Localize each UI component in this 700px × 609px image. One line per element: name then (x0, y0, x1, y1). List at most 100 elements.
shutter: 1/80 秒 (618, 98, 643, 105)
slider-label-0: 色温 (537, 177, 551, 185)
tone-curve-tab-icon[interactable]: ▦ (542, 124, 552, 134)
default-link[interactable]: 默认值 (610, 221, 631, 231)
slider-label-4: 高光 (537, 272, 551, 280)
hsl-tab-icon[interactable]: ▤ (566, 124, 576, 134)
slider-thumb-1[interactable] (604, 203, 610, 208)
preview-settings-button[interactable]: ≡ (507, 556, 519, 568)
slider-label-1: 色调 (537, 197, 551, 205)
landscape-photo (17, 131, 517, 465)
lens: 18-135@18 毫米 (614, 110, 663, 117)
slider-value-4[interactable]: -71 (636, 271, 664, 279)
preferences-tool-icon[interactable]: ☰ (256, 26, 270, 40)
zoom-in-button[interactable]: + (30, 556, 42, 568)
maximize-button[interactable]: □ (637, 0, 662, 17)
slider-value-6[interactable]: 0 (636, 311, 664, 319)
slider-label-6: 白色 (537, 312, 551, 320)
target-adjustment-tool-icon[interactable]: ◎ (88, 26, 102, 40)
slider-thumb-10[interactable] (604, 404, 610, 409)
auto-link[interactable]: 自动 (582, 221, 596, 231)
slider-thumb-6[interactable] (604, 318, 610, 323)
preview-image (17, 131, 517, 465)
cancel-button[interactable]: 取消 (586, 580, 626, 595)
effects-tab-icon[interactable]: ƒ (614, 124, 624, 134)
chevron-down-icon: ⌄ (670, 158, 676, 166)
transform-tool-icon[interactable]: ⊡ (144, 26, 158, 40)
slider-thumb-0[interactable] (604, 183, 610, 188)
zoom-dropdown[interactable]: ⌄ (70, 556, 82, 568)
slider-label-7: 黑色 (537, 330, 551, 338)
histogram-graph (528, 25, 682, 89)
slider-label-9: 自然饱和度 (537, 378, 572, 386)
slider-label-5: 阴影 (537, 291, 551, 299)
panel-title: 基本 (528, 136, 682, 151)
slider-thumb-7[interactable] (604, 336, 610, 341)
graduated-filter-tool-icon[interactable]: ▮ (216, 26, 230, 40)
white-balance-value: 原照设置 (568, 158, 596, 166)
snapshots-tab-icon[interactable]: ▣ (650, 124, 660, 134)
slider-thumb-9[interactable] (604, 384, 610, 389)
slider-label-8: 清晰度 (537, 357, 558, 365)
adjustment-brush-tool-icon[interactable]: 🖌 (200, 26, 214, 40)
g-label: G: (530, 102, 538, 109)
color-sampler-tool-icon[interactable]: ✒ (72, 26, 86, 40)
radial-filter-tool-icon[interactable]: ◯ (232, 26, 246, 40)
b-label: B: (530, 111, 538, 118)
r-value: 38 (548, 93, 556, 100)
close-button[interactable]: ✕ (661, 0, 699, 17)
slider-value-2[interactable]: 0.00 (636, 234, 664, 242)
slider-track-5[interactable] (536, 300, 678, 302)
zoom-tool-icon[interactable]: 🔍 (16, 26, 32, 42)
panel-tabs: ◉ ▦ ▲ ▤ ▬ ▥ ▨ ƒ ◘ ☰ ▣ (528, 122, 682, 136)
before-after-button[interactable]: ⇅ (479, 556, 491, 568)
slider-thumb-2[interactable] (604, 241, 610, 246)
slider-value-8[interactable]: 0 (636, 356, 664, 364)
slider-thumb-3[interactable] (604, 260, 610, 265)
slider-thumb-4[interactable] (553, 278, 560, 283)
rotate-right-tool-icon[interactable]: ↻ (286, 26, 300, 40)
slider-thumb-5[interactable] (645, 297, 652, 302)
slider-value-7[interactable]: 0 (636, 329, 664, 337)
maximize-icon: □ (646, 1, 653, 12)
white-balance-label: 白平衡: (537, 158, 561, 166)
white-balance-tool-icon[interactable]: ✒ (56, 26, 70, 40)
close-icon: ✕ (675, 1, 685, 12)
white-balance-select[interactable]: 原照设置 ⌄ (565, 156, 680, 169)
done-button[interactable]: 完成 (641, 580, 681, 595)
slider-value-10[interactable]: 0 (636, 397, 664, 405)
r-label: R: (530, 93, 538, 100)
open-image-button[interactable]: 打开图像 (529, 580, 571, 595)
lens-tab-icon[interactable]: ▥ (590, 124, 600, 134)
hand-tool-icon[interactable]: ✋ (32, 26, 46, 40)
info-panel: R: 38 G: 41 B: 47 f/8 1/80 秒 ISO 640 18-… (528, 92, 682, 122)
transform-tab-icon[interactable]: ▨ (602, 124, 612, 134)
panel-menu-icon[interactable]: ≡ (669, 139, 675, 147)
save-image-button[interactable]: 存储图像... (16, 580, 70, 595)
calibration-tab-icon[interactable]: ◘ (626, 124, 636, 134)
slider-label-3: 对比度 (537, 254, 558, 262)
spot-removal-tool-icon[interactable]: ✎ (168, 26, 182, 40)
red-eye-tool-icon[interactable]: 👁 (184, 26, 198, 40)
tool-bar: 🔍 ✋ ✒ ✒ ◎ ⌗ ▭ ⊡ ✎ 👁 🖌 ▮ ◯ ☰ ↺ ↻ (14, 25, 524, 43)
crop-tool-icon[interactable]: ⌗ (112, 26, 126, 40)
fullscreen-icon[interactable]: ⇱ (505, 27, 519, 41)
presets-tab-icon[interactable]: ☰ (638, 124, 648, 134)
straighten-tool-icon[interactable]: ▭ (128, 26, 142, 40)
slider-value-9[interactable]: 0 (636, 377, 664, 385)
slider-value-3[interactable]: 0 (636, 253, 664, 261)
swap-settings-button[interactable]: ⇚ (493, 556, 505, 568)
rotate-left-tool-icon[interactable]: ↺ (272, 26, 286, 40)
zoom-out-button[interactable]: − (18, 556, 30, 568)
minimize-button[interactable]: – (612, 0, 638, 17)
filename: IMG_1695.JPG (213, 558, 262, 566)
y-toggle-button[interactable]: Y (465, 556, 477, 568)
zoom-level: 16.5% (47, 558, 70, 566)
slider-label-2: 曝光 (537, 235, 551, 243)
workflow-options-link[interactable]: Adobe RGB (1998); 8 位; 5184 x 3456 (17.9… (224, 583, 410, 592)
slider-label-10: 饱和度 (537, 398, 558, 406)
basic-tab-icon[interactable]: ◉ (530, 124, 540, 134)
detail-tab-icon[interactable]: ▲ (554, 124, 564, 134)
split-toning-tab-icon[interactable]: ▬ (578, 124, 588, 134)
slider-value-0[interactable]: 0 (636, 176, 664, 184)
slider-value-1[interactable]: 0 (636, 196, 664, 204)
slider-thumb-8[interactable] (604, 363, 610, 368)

# # # # # # #

### WHAT IS NEEDED
Rewrite the rows above, changing every "slider-thumb" to "slider-handle" and leaving all other text untouched.

### THE REPLY
Localize each UI component in this 700px × 609px image. One line per element: name then (x0, y0, x1, y1). List at most 100 elements.
shutter: 1/80 秒 (618, 98, 643, 105)
slider-label-0: 色温 (537, 177, 551, 185)
tone-curve-tab-icon[interactable]: ▦ (542, 124, 552, 134)
default-link[interactable]: 默认值 (610, 221, 631, 231)
slider-label-4: 高光 (537, 272, 551, 280)
hsl-tab-icon[interactable]: ▤ (566, 124, 576, 134)
slider-handle-1[interactable] (604, 203, 610, 208)
preview-settings-button[interactable]: ≡ (507, 556, 519, 568)
slider-label-1: 色调 (537, 197, 551, 205)
landscape-photo (17, 131, 517, 465)
lens: 18-135@18 毫米 (614, 110, 663, 117)
slider-value-4[interactable]: -71 (636, 271, 664, 279)
preferences-tool-icon[interactable]: ☰ (256, 26, 270, 40)
zoom-in-button[interactable]: + (30, 556, 42, 568)
maximize-button[interactable]: □ (637, 0, 662, 17)
slider-value-6[interactable]: 0 (636, 311, 664, 319)
slider-label-6: 白色 (537, 312, 551, 320)
target-adjustment-tool-icon[interactable]: ◎ (88, 26, 102, 40)
slider-handle-10[interactable] (604, 404, 610, 409)
auto-link[interactable]: 自动 (582, 221, 596, 231)
slider-handle-6[interactable] (604, 318, 610, 323)
preview-image (17, 131, 517, 465)
cancel-button[interactable]: 取消 (586, 580, 626, 595)
effects-tab-icon[interactable]: ƒ (614, 124, 624, 134)
chevron-down-icon: ⌄ (670, 158, 676, 166)
transform-tool-icon[interactable]: ⊡ (144, 26, 158, 40)
slider-handle-0[interactable] (604, 183, 610, 188)
zoom-dropdown[interactable]: ⌄ (70, 556, 82, 568)
slider-label-7: 黑色 (537, 330, 551, 338)
histogram-graph (528, 25, 682, 89)
slider-label-9: 自然饱和度 (537, 378, 572, 386)
slider-label-5: 阴影 (537, 291, 551, 299)
panel-title: 基本 (528, 136, 682, 151)
slider-handle-7[interactable] (604, 336, 610, 341)
graduated-filter-tool-icon[interactable]: ▮ (216, 26, 230, 40)
white-balance-value: 原照设置 (568, 158, 596, 166)
snapshots-tab-icon[interactable]: ▣ (650, 124, 660, 134)
slider-handle-9[interactable] (604, 384, 610, 389)
slider-label-8: 清晰度 (537, 357, 558, 365)
adjustment-brush-tool-icon[interactable]: 🖌 (200, 26, 214, 40)
g-label: G: (530, 102, 538, 109)
color-sampler-tool-icon[interactable]: ✒ (72, 26, 86, 40)
radial-filter-tool-icon[interactable]: ◯ (232, 26, 246, 40)
b-label: B: (530, 111, 538, 118)
r-value: 38 (548, 93, 556, 100)
close-button[interactable]: ✕ (661, 0, 699, 17)
slider-value-2[interactable]: 0.00 (636, 234, 664, 242)
slider-track-5[interactable] (536, 300, 678, 302)
zoom-tool-icon[interactable]: 🔍 (16, 26, 32, 42)
panel-tabs: ◉ ▦ ▲ ▤ ▬ ▥ ▨ ƒ ◘ ☰ ▣ (528, 122, 682, 136)
before-after-button[interactable]: ⇅ (479, 556, 491, 568)
slider-handle-2[interactable] (604, 241, 610, 246)
slider-value-8[interactable]: 0 (636, 356, 664, 364)
slider-handle-3[interactable] (604, 260, 610, 265)
slider-handle-4[interactable] (553, 278, 560, 283)
rotate-right-tool-icon[interactable]: ↻ (286, 26, 300, 40)
slider-handle-5[interactable] (645, 297, 652, 302)
slider-value-7[interactable]: 0 (636, 329, 664, 337)
maximize-icon: □ (646, 1, 653, 12)
white-balance-label: 白平衡: (537, 158, 561, 166)
white-balance-tool-icon[interactable]: ✒ (56, 26, 70, 40)
close-icon: ✕ (675, 1, 685, 12)
white-balance-select[interactable]: 原照设置 ⌄ (565, 156, 680, 169)
done-button[interactable]: 完成 (641, 580, 681, 595)
slider-value-10[interactable]: 0 (636, 397, 664, 405)
r-label: R: (530, 93, 538, 100)
open-image-button[interactable]: 打开图像 (529, 580, 571, 595)
lens-tab-icon[interactable]: ▥ (590, 124, 600, 134)
hand-tool-icon[interactable]: ✋ (32, 26, 46, 40)
info-panel: R: 38 G: 41 B: 47 f/8 1/80 秒 ISO 640 18-… (528, 92, 682, 122)
transform-tab-icon[interactable]: ▨ (602, 124, 612, 134)
panel-menu-icon[interactable]: ≡ (669, 139, 675, 147)
save-image-button[interactable]: 存储图像... (16, 580, 70, 595)
calibration-tab-icon[interactable]: ◘ (626, 124, 636, 134)
slider-label-3: 对比度 (537, 254, 558, 262)
spot-removal-tool-icon[interactable]: ✎ (168, 26, 182, 40)
red-eye-tool-icon[interactable]: 👁 (184, 26, 198, 40)
tool-bar: 🔍 ✋ ✒ ✒ ◎ ⌗ ▭ ⊡ ✎ 👁 🖌 ▮ ◯ ☰ ↺ ↻ (14, 25, 524, 43)
crop-tool-icon[interactable]: ⌗ (112, 26, 126, 40)
fullscreen-icon[interactable]: ⇱ (505, 27, 519, 41)
presets-tab-icon[interactable]: ☰ (638, 124, 648, 134)
straighten-tool-icon[interactable]: ▭ (128, 26, 142, 40)
slider-value-9[interactable]: 0 (636, 377, 664, 385)
slider-value-3[interactable]: 0 (636, 253, 664, 261)
swap-settings-button[interactable]: ⇚ (493, 556, 505, 568)
rotate-left-tool-icon[interactable]: ↺ (272, 26, 286, 40)
zoom-out-button[interactable]: − (18, 556, 30, 568)
minimize-button[interactable]: – (612, 0, 638, 17)
filename: IMG_1695.JPG (213, 558, 262, 566)
y-toggle-button[interactable]: Y (465, 556, 477, 568)
zoom-level: 16.5% (47, 558, 70, 566)
slider-label-2: 曝光 (537, 235, 551, 243)
workflow-options-link[interactable]: Adobe RGB (1998); 8 位; 5184 x 3456 (17.9… (224, 583, 410, 592)
slider-label-10: 饱和度 (537, 398, 558, 406)
basic-tab-icon[interactable]: ◉ (530, 124, 540, 134)
detail-tab-icon[interactable]: ▲ (554, 124, 564, 134)
split-toning-tab-icon[interactable]: ▬ (578, 124, 588, 134)
slider-value-0[interactable]: 0 (636, 176, 664, 184)
slider-value-1[interactable]: 0 (636, 196, 664, 204)
slider-handle-8[interactable] (604, 363, 610, 368)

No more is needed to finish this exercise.